**Set task**
Return each line of the records holding the string "untuk".

++++++++++++++++++++

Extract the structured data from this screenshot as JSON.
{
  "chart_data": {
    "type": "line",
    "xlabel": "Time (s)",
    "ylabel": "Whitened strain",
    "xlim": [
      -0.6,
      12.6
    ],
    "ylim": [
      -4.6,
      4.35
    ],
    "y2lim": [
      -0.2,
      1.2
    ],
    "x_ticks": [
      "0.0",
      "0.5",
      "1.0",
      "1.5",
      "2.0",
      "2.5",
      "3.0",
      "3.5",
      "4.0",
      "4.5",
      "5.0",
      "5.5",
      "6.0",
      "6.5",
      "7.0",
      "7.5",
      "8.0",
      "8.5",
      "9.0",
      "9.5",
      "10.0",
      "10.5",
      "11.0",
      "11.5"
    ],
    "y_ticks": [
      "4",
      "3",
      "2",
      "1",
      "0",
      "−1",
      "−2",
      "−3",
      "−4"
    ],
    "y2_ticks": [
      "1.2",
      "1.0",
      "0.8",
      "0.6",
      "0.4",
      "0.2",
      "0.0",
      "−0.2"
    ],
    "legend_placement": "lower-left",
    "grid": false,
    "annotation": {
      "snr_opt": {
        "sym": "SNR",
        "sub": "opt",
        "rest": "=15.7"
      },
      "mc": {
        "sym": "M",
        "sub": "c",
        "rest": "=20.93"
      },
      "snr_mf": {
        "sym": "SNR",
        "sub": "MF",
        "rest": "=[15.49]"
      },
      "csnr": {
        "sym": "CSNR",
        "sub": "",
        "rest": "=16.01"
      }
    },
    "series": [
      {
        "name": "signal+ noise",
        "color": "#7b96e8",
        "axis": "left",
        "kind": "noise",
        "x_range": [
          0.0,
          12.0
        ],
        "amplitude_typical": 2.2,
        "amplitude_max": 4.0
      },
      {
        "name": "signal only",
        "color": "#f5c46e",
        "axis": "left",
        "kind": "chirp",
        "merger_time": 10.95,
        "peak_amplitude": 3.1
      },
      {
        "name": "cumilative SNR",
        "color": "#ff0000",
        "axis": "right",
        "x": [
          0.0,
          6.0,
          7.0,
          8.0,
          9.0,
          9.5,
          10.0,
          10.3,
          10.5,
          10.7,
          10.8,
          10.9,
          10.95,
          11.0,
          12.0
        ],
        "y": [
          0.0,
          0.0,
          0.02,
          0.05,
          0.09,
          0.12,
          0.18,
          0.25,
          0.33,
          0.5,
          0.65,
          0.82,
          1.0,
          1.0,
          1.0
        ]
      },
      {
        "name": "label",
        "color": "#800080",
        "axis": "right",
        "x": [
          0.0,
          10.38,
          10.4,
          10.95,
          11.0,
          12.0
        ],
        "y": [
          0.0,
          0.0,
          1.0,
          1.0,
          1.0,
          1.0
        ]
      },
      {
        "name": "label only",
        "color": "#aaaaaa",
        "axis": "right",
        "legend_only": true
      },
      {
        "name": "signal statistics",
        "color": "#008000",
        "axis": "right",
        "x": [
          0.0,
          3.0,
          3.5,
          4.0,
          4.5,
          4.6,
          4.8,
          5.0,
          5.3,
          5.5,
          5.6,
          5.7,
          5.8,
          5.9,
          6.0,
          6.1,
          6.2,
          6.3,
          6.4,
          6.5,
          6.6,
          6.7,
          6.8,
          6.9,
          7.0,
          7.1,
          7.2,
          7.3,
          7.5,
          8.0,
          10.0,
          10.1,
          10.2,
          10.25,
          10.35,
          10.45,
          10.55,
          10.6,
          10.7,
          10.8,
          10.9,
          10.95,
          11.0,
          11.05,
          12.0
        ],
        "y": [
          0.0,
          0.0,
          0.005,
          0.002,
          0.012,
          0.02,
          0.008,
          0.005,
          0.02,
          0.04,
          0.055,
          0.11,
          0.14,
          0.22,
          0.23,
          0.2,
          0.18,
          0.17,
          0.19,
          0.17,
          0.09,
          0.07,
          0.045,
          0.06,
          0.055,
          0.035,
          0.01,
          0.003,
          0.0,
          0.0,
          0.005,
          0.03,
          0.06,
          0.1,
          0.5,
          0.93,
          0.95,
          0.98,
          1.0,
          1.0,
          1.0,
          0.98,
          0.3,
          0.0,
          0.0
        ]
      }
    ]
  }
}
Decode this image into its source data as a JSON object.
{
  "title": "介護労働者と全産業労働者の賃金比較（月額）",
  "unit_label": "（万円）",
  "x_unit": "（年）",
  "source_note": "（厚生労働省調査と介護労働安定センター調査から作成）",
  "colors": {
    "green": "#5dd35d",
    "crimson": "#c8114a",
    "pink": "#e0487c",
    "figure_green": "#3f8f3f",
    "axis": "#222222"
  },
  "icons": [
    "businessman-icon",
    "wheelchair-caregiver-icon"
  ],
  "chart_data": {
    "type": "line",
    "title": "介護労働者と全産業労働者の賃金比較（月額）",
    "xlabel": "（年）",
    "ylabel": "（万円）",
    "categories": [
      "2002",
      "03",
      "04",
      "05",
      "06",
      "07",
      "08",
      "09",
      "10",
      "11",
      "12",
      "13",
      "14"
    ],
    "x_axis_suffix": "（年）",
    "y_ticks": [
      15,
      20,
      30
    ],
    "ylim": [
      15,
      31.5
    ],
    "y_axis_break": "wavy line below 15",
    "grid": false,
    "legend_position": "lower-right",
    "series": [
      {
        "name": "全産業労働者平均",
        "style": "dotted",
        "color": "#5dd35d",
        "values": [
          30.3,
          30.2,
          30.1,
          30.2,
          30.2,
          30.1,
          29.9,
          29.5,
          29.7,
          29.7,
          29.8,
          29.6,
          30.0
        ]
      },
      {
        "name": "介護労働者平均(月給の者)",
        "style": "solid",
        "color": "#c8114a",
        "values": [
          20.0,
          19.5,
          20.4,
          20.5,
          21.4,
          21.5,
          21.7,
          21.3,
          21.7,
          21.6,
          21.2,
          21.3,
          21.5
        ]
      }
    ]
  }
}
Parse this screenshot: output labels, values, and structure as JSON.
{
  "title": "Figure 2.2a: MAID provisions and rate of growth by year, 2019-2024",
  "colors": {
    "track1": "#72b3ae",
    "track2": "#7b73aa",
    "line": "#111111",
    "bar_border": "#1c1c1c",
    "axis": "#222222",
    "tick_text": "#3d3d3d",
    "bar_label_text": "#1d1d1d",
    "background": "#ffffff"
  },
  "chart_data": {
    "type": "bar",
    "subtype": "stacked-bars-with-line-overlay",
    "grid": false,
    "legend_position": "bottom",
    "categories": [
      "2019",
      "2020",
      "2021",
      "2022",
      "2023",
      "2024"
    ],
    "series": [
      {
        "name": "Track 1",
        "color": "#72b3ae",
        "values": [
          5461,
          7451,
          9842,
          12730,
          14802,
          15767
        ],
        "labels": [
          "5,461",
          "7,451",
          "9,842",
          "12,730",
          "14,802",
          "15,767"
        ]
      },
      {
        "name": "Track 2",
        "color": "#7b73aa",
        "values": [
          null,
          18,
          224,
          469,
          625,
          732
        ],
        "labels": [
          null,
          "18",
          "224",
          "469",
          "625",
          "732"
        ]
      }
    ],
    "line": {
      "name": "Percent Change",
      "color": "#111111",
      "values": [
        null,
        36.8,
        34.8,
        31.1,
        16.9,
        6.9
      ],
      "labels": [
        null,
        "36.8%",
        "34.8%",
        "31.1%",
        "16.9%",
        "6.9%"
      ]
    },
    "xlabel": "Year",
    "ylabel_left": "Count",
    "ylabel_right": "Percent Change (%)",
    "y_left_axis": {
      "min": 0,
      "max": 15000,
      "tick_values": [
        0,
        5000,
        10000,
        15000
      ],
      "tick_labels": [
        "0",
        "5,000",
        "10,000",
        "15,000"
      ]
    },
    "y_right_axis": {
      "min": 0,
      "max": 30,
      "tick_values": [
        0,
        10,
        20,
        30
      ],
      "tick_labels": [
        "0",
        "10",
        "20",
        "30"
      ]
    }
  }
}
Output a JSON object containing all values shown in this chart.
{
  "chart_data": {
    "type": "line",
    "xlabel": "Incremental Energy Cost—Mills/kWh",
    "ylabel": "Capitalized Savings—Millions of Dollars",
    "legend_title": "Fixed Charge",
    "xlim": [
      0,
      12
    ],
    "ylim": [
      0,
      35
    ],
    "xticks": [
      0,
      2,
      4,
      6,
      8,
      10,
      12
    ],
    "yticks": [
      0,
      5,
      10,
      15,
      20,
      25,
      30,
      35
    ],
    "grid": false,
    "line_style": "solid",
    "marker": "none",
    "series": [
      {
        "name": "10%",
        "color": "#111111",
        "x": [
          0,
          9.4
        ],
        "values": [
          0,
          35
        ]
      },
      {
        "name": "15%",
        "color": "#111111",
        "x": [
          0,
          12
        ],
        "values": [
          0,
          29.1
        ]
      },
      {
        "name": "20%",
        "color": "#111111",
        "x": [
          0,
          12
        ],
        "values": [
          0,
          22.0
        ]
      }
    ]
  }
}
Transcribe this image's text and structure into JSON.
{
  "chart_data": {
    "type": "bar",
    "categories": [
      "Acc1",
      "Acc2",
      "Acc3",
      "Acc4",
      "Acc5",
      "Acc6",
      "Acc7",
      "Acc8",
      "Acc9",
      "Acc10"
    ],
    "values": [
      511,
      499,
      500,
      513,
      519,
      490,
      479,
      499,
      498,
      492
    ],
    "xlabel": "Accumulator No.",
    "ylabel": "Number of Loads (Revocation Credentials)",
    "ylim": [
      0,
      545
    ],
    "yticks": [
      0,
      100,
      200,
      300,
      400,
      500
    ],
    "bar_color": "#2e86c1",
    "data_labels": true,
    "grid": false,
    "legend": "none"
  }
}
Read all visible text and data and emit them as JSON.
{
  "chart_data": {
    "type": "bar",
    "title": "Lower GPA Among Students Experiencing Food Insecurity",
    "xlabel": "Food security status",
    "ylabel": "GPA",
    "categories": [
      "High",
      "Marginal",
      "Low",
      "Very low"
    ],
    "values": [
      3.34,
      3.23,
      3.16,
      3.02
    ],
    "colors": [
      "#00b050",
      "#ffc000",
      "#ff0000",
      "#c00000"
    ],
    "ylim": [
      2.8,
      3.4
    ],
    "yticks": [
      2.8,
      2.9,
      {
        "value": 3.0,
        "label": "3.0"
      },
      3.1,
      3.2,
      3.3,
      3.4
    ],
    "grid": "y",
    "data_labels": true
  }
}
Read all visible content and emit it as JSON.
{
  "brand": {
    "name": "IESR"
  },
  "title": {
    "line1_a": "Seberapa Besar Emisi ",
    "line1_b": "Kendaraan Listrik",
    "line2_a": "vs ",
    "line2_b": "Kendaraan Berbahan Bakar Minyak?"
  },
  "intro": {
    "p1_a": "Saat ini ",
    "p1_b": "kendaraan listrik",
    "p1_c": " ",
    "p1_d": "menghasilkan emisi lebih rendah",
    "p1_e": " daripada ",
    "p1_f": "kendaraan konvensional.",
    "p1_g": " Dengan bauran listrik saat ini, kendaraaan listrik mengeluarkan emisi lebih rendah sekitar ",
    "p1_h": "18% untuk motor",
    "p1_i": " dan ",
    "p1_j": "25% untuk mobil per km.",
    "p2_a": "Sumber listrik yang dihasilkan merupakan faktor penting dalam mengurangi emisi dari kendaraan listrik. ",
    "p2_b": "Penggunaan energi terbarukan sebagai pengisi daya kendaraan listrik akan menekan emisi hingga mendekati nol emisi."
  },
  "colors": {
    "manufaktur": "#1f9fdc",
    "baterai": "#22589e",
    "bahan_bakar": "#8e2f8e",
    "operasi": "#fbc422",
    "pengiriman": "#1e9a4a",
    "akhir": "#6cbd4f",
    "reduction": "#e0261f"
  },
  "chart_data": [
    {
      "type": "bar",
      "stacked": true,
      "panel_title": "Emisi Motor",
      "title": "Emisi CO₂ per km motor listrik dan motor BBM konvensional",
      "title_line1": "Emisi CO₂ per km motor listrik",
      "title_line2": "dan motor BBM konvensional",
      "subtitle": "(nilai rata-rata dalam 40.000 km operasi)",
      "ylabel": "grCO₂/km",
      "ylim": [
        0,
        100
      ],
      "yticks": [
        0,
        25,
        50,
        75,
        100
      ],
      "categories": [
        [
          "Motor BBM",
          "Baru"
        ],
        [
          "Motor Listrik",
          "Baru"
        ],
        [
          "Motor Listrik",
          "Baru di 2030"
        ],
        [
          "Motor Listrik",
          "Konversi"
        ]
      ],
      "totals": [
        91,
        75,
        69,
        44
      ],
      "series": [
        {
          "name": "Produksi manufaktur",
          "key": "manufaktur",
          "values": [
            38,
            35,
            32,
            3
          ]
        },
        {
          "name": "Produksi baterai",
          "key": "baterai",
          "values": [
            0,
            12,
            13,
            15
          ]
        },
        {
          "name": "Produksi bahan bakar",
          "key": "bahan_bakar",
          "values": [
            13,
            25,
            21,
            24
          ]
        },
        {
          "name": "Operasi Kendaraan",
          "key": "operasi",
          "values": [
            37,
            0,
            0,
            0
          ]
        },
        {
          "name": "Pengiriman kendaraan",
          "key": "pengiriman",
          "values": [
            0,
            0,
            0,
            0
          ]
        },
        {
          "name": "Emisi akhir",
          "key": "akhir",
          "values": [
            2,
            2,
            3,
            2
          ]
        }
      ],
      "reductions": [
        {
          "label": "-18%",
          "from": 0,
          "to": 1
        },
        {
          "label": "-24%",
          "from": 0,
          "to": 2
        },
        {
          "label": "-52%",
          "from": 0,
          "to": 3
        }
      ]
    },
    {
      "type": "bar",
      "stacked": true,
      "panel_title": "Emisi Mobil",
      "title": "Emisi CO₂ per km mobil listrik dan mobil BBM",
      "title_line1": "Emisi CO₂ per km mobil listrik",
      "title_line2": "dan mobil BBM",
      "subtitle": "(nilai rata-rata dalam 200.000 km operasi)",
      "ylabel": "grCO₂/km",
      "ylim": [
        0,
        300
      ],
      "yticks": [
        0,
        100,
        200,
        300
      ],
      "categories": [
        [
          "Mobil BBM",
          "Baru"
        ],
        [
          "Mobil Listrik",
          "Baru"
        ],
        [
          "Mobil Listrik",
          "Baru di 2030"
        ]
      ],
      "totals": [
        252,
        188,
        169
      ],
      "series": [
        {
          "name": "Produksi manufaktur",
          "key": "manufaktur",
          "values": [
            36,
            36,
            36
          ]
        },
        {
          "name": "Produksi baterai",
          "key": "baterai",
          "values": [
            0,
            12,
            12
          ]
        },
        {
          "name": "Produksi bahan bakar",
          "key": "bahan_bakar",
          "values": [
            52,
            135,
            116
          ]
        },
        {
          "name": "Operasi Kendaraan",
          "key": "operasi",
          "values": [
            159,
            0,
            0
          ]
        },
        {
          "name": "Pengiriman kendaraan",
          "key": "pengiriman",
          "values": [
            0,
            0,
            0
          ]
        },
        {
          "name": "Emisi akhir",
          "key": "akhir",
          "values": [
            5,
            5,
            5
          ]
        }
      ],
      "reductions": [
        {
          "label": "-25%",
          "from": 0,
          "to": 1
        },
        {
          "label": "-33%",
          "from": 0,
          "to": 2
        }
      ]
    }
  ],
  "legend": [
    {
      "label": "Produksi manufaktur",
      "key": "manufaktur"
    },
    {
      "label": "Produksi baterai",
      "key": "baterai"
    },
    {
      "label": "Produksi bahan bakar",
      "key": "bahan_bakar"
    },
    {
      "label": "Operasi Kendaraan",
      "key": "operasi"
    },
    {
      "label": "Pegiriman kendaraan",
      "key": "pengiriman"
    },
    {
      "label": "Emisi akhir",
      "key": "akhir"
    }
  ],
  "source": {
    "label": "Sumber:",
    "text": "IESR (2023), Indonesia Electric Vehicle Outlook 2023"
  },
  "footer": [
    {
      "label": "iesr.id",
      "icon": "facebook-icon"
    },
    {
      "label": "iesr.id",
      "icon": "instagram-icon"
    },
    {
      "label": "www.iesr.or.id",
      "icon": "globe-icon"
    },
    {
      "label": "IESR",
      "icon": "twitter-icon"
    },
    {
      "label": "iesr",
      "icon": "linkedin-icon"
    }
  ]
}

++++++++++++++++++++

**Finished exercise**
    "p1_h": "18% untuk motor",
    "p1_j": "25% untuk mobil per km.",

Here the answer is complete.